*Tarefas*
1) Traduza para o inglês esta frase do texto sobre memória e saudade: "Talvez o problema seja lembrar demais."
2) Copie do texto sobre memória e saudade o trecho que começa em "Dizem que na" e termina em "do meu futuro!".

*Texto*
== == ==

Dizem que na minha idade começam a surgir os primeiros lampejos da falta de memória. Será mesmo? Bem, não sei se acredito nisto. Acho que, no meu caso, as coisas estão meio retardadas. Sinto-me em plena forma, quanto a isso. Lembro-me muito bem das coisas. Sou capaz de falar de cor e salteado as escalações dos clubes paulistas de 1970 a 1980, sem errar um nome. Sei de cabeça as letras das canções dos festivais de 66, 67 ... Posso dar aulas, sem preparar nada, sobre Nietzsche, Espinosa, Marx, Sartre, Galileu. Sei resolver problemas matemáticos a ponto de dar aulas a alunos que cursam os primeiros semestres de engenharia, matemática, física. Não! Esta constatação não serve para mim. Sei que estou sofrendo, sim, de um outro problema ligado à memória, mas não da falta dela. Meu problema é de saudade. Saudade crônica! Saudade do meu futuro!

Pode parecer loucura, mas sinto que minha memória me tortura constantemente. Me atropela, tira o sono e me faz, vez por outra, derramar certas lágrimas intrusas e mal intencionadas. Talvez o problema seja lembrar demais. Lembro-me daquele futuro que não volta mais.

== == ==

*Dados fornecidos*
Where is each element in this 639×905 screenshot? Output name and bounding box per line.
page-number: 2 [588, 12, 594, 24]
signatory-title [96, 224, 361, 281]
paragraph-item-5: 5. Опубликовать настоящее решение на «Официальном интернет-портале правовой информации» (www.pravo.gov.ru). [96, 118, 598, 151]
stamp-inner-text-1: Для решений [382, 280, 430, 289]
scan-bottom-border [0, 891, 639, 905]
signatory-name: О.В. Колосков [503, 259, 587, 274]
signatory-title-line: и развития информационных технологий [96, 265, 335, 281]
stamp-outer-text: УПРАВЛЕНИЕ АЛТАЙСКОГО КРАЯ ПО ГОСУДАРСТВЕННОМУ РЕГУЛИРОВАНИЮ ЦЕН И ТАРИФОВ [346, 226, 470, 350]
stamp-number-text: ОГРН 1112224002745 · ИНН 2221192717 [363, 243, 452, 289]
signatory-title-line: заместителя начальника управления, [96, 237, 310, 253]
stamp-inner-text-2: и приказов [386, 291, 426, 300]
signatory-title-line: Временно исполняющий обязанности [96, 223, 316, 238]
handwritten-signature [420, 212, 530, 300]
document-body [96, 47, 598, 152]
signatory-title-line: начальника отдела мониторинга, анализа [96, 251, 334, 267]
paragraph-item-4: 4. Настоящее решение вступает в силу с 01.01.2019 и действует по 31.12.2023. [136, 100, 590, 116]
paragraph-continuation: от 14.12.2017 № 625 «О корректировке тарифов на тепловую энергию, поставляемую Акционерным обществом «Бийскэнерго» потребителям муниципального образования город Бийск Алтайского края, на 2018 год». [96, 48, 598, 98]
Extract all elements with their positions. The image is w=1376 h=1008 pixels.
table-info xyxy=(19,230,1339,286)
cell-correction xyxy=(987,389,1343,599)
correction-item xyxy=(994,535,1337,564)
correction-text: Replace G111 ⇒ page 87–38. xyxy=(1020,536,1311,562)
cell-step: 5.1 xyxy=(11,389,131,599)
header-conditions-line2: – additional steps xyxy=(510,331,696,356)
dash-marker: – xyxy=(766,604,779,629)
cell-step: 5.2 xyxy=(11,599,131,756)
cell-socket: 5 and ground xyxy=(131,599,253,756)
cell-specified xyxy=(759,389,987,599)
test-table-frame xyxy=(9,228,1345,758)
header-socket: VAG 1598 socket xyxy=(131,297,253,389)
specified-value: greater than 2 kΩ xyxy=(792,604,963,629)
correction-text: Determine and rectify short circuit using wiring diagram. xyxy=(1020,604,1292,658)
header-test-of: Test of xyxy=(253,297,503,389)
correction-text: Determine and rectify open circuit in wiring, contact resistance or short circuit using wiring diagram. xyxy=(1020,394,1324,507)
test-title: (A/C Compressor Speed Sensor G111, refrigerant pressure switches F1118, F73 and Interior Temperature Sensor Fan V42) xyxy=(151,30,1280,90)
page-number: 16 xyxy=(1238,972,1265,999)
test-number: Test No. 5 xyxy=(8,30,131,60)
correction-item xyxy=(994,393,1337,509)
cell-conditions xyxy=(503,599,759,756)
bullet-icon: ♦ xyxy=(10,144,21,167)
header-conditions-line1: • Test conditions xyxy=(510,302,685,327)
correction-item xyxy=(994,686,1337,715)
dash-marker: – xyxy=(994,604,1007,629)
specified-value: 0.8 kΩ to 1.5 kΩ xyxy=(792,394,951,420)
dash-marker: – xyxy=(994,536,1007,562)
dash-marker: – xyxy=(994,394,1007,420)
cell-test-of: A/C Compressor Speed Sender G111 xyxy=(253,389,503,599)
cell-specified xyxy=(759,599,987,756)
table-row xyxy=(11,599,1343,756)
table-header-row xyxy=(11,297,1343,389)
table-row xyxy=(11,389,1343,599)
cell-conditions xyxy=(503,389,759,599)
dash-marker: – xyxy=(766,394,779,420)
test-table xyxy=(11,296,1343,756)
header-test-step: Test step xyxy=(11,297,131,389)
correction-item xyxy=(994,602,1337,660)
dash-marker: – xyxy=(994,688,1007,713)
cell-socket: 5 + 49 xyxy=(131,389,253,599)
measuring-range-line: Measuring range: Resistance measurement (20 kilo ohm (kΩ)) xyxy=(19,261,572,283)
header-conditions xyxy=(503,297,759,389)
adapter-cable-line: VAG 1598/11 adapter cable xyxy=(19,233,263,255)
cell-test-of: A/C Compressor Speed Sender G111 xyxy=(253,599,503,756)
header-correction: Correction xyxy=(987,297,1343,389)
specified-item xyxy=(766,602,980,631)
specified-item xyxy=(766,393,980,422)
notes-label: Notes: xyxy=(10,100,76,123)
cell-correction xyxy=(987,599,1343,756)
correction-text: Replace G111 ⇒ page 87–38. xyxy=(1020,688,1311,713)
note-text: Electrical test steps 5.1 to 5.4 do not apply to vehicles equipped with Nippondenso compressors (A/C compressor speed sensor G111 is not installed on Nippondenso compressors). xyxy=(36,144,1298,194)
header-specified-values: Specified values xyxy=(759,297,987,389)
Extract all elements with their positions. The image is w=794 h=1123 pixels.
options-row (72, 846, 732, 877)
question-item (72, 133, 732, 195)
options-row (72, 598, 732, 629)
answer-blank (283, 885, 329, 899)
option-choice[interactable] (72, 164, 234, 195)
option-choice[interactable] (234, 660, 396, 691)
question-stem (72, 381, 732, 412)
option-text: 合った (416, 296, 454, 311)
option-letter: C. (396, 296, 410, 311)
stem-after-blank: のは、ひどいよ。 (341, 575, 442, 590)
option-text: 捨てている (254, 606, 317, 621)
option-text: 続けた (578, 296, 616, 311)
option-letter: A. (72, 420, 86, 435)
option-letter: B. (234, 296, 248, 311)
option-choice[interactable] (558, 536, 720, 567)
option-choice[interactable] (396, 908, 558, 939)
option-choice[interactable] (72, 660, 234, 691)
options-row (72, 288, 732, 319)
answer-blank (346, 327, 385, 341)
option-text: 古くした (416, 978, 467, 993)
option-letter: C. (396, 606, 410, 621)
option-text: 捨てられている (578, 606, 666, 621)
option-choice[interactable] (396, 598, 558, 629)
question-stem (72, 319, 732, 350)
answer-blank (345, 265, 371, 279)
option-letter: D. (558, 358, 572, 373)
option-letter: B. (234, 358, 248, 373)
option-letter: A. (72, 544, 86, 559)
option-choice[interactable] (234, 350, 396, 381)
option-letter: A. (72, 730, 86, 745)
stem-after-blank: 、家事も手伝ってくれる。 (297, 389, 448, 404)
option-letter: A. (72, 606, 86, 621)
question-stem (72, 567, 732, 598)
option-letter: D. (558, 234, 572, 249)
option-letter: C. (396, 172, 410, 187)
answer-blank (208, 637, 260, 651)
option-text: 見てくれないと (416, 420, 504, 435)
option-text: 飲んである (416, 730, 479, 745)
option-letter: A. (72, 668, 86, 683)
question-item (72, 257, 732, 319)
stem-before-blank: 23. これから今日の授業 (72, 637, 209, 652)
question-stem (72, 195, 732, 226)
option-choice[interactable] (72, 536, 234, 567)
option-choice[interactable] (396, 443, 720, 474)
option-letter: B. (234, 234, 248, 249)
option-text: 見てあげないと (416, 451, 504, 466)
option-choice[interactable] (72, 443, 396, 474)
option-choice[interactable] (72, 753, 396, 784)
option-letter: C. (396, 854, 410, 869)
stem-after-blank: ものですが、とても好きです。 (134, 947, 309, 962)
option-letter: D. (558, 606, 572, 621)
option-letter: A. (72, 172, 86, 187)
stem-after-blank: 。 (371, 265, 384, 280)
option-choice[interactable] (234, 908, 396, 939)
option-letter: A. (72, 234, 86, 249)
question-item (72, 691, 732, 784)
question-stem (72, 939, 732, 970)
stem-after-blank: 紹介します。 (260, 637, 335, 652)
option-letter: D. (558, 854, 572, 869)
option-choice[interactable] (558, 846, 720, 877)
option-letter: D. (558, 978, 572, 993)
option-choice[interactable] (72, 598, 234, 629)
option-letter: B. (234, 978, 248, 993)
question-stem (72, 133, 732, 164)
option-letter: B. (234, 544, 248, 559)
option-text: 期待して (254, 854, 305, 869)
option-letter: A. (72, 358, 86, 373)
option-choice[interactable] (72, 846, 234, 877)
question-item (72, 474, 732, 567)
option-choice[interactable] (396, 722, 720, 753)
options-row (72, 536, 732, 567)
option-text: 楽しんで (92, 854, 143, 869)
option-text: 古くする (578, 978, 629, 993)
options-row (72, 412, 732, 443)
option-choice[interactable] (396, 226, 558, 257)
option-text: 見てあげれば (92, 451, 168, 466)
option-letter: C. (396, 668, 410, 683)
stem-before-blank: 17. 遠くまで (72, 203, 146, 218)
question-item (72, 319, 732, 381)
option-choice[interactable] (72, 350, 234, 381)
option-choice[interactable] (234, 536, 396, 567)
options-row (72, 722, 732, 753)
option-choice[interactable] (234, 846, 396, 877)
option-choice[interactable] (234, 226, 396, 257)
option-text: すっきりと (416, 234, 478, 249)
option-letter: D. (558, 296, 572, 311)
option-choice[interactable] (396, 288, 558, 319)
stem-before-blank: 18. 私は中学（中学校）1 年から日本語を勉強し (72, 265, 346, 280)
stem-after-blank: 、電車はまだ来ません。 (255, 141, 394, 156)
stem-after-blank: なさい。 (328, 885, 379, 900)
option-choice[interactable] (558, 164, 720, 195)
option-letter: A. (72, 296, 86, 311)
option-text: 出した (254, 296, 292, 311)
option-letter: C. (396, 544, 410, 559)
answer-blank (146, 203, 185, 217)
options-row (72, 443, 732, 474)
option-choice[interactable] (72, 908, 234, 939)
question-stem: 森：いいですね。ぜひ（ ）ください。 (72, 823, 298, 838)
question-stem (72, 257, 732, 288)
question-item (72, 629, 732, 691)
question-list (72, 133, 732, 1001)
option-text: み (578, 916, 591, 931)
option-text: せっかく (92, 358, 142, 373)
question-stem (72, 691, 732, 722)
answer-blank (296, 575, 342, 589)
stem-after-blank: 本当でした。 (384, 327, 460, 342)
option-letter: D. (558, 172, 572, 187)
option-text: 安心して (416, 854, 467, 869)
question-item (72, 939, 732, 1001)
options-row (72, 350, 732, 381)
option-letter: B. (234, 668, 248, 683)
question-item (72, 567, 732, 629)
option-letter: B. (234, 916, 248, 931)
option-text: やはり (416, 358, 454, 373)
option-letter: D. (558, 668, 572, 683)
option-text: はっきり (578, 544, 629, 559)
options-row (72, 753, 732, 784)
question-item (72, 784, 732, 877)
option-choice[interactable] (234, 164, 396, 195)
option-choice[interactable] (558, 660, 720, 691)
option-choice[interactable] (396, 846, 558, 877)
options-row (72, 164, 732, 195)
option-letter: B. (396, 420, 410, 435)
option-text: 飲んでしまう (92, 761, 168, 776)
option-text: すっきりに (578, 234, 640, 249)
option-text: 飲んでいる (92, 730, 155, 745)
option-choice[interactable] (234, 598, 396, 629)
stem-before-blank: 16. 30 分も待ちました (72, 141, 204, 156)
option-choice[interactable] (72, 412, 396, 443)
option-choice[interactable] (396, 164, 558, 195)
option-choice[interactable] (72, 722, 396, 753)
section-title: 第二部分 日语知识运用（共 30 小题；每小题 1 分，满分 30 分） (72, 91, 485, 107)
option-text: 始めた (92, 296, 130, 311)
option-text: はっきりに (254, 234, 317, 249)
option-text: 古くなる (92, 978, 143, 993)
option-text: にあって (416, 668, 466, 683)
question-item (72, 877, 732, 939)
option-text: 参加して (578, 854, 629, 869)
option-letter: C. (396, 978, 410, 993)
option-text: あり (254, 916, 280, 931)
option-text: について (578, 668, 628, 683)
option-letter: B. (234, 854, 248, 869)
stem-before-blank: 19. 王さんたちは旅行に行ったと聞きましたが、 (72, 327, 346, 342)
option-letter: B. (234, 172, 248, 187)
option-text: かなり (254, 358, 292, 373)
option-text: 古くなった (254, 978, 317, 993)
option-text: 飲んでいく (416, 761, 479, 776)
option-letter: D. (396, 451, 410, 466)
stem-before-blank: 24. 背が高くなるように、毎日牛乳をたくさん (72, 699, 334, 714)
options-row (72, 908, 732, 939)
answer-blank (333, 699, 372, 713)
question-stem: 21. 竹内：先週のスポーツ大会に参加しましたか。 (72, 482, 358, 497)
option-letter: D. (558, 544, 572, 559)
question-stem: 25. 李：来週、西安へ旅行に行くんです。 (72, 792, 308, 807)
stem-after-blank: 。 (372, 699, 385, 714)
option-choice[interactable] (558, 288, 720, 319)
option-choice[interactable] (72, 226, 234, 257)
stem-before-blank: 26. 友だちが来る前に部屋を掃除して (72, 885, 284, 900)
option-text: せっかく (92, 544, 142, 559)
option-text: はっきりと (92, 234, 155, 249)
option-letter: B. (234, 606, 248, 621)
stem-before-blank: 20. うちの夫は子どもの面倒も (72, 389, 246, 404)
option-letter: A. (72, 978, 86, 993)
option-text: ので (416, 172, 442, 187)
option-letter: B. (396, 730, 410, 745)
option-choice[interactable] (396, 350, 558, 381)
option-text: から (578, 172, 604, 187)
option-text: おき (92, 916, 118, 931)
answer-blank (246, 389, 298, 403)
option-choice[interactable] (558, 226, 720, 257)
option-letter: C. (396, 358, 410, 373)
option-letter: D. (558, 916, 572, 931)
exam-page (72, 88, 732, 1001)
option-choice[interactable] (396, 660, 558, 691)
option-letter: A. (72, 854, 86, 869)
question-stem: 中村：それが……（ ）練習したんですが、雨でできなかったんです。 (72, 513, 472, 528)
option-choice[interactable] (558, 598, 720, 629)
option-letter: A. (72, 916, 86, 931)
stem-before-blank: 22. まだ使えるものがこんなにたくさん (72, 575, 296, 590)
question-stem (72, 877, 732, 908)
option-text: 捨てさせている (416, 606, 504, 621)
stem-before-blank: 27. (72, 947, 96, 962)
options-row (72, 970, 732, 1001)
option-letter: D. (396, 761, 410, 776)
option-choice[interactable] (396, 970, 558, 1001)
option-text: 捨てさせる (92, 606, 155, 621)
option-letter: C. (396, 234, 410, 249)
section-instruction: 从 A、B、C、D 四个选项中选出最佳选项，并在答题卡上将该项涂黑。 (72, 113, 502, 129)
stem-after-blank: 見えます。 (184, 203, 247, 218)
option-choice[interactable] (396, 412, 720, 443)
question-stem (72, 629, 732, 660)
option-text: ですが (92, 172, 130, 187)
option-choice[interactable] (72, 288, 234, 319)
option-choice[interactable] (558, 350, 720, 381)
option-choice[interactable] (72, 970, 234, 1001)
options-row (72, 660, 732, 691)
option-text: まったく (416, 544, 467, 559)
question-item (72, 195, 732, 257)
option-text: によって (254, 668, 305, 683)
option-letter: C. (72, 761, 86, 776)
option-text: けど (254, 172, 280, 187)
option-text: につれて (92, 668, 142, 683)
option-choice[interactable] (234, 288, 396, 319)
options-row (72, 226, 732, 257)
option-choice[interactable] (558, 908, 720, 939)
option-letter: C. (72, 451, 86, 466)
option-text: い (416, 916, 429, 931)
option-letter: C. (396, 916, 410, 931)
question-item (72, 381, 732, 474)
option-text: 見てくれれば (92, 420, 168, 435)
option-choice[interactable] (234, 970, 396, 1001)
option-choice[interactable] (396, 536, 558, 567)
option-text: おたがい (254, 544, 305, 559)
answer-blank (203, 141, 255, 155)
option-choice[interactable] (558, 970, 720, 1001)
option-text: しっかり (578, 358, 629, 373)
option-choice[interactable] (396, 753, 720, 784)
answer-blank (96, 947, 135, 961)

== == ==

*Respostas em ordem*
1) Maybe the problem is remembering too much.

2)
Dizem que na minha idade começam a surgir os primeiros lampejos da falta de memória. Será mesmo? Bem, não sei se acredito nisto. Acho que, no meu caso, as coisas estão meio retardadas. Sinto-me em plena forma, quanto a isso. Lembro-me muito bem das coisas. Sou capaz de falar de cor e salteado as escalações dos clubes paulistas de 1970 a 1980, sem errar um nome. Sei de cabeça as letras das canções dos festivais de 66, 67 ... Posso dar aulas, sem preparar nada, sobre Nietzsche, Espinosa, Marx, Sartre, Galileu. Sei resolver problemas matemáticos a ponto de dar aulas a alunos que cursam os primeiros semestres de engenharia, matemática, física. Não! Esta constatação não serve para mim. Sei que estou sofrendo, sim, de um outro problema ligado à memória, mas não da falta dela. Meu problema é de saudade. Saudade crônica! Saudade do meu futuro!